___ Data lines

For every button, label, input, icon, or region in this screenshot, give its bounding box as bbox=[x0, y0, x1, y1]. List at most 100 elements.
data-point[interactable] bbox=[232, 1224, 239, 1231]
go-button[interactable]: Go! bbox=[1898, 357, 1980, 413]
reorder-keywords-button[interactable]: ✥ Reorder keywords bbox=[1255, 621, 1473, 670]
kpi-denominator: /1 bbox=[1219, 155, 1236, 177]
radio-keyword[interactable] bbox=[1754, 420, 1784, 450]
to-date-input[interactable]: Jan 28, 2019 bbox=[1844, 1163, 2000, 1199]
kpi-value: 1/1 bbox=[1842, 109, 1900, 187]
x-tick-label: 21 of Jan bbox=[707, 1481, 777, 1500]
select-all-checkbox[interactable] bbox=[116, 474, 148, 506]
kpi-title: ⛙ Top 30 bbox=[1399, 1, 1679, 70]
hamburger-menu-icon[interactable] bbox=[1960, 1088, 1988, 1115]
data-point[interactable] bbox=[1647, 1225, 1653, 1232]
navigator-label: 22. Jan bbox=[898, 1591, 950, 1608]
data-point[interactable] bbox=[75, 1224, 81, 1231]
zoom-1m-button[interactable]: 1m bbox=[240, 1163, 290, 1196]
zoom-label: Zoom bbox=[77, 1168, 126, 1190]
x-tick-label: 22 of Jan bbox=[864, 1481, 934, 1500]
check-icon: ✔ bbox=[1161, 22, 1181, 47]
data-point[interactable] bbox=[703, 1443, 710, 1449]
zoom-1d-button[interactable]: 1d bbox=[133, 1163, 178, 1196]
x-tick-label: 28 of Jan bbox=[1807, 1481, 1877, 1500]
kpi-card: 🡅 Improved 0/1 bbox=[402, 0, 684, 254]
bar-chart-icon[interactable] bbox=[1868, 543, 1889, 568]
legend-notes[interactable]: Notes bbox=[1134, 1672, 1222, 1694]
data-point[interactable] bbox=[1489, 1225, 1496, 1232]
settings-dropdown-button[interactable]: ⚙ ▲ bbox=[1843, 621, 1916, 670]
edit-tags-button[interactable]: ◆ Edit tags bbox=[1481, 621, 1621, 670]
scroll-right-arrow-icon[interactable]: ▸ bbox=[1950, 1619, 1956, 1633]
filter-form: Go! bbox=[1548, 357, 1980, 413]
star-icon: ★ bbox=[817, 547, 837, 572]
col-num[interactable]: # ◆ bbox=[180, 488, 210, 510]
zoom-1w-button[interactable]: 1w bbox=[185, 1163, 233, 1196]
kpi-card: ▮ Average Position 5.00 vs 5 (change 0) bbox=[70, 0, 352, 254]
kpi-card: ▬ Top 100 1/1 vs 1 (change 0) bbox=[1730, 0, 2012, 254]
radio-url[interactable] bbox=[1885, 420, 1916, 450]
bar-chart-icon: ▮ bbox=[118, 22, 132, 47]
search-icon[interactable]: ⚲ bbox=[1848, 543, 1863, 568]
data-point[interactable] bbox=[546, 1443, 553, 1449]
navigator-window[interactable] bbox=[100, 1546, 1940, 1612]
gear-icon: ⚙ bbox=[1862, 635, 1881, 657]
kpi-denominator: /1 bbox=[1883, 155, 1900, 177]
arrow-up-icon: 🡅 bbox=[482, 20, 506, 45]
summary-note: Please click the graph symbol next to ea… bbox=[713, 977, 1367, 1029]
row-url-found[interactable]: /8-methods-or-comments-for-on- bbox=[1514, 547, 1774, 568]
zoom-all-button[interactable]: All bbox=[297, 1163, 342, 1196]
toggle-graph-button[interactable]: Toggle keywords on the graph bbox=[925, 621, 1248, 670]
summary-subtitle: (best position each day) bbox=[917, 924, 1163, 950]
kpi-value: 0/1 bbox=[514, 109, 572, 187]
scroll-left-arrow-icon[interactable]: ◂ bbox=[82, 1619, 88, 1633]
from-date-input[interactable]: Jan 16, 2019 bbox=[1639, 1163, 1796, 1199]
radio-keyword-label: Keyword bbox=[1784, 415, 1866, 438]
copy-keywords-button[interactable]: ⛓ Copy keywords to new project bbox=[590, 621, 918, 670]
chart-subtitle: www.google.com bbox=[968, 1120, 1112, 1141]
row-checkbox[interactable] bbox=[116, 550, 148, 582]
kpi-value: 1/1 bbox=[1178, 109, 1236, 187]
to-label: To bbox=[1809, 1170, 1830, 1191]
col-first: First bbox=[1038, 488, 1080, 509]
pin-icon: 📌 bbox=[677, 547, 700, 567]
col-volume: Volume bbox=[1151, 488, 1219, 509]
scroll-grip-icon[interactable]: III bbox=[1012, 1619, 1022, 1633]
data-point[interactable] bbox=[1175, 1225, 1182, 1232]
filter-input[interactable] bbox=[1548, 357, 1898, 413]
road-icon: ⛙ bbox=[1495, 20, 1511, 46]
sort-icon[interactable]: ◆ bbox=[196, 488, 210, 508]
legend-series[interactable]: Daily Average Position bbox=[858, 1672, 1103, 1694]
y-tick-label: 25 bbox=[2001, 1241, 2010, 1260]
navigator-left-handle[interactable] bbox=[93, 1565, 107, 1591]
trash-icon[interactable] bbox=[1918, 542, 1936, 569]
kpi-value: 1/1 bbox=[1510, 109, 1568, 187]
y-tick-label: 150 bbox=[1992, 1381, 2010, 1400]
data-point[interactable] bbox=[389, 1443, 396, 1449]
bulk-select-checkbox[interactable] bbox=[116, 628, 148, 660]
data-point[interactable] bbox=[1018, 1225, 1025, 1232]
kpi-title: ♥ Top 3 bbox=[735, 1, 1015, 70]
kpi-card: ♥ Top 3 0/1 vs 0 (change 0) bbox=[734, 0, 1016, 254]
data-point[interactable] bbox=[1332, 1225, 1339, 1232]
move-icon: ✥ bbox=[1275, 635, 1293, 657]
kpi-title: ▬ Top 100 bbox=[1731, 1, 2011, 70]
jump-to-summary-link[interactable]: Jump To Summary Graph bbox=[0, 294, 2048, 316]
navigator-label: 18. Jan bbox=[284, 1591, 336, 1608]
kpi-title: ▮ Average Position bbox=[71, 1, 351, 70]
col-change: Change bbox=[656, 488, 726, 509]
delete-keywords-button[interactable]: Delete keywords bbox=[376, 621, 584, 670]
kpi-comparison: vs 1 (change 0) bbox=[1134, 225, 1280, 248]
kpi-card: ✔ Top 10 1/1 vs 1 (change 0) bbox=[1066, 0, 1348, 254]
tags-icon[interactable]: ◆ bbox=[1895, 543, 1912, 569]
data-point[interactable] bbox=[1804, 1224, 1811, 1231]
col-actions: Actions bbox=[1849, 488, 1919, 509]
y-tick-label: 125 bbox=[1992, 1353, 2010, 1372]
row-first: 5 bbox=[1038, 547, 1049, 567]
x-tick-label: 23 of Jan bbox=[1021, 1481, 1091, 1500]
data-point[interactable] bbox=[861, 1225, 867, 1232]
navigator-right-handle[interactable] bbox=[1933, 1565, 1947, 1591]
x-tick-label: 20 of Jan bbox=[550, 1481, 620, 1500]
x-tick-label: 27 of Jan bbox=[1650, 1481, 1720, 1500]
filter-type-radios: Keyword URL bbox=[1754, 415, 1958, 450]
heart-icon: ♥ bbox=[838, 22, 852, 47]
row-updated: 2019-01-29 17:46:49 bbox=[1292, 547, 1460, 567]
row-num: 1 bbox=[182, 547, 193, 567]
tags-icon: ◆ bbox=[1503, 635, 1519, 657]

______

Description of the task |
Pull out each line of the material above that contains the string "chart" and copy those lines in full.

Output of the exercise |
bar-chart-icon[interactable] bbox=[1868, 543, 1889, 568]
bar-chart-icon: ▮ bbox=[118, 22, 132, 47]
chart-subtitle: www.google.com bbox=[968, 1120, 1112, 1141]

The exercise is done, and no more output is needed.